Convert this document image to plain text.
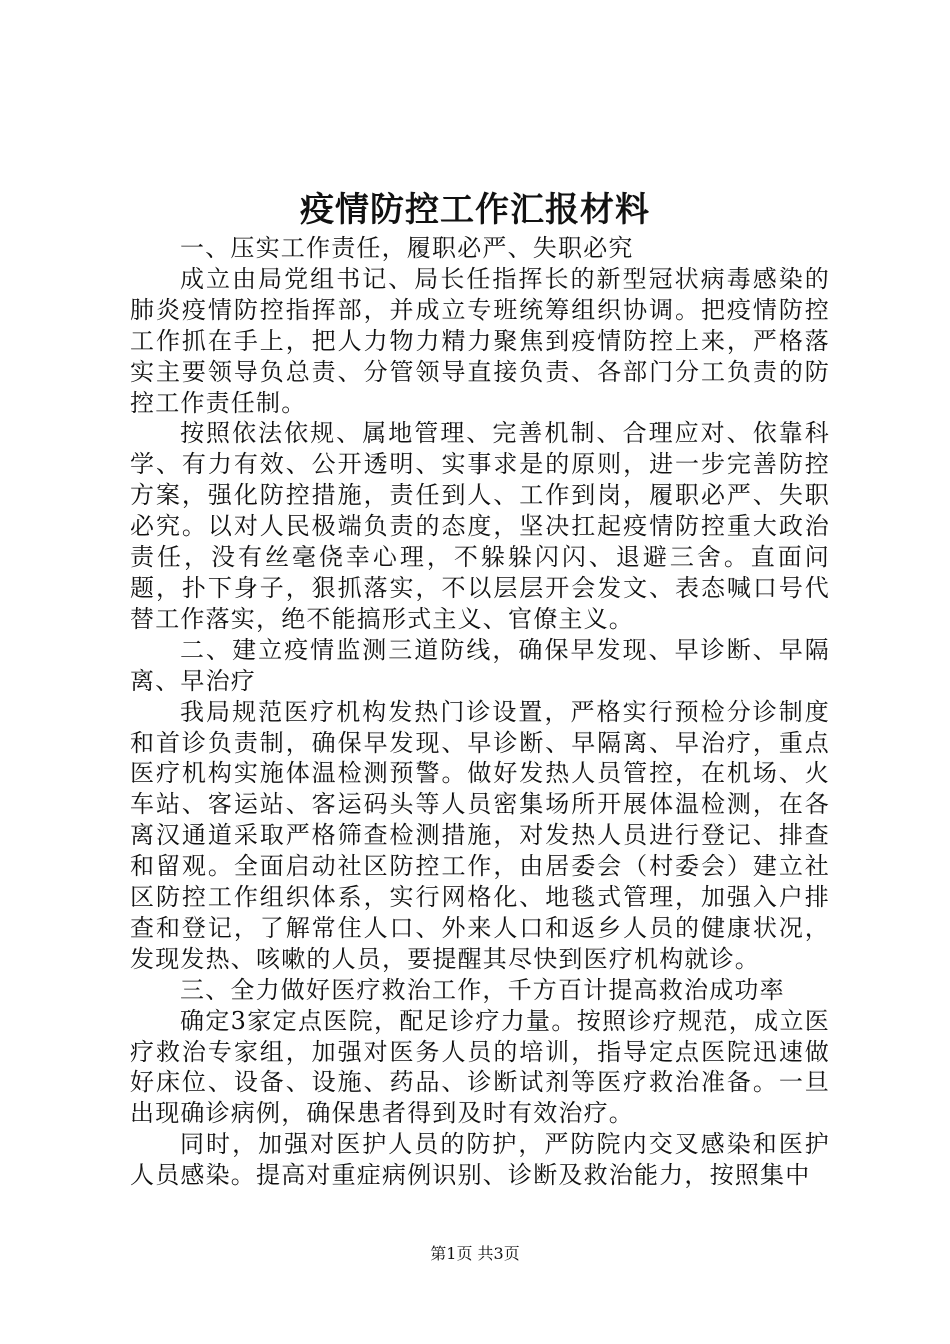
疫情防控工作汇报材料

一、压实工作责任，履职必严、失职必究

成立由局党组书记、局长任指挥长的新型冠状病毒感染的肺炎疫情防控指挥部，并成立专班统筹组织协调。把疫情防控工作抓在手上，把人力物力精力聚焦到疫情防控上来，严格落实主要领导负总责、分管领导直接负责、各部门分工负责的防控工作责任制。

按照依法依规、属地管理、完善机制、合理应对、依靠科学、有力有效、公开透明、实事求是的原则，进一步完善防控方案，强化防控措施，责任到人、工作到岗，履职必严、失职必究。以对人民极端负责的态度，坚决扛起疫情防控重大政治责任，没有丝毫侥幸心理，不躲躲闪闪、退避三舍。直面问题，扑下身子，狠抓落实，不以层层开会发文、表态喊口号代替工作落实，绝不能搞形式主义、官僚主义。

二、建立疫情监测三道防线，确保早发现、早诊断、早隔离、早治疗

我局规范医疗机构发热门诊设置，严格实行预检分诊制度和首诊负责制，确保早发现、早诊断、早隔离、早治疗，重点医疗机构实施体温检测预警。做好发热人员管控，在机场、火车站、客运站、客运码头等人员密集场所开展体温检测，在各离汉通道采取严格筛查检测措施，对发热人员进行登记、排查和留观。全面启动社区防控工作，由居委会（村委会）建立社区防控工作组织体系，实行网格化、地毯式管理，加强入户排查和登记，了解常住人口、外来人口和返乡人员的健康状况，发现发热、咳嗽的人员，要提醒其尽快到医疗机构就诊。

三、全力做好医疗救治工作，千方百计提高救治成功率

确定3家定点医院，配足诊疗力量。按照诊疗规范，成立医疗救治专家组，加强对医务人员的培训，指导定点医院迅速做好床位、设备、设施、药品、诊断试剂等医疗救治准备。一旦出现确诊病例，确保患者得到及时有效治疗。

同时，加强对医护人员的防护，严防院内交叉感染和医护人员感染。提高对重症病例识别、诊断及救治能力，按照集中

第1页 共3页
————
### WRITTEN TASK
State how many lines of the listing above hold the word "履职必严", with nothing but the number.

### SOLUTION FOR THIS EXERCISE
2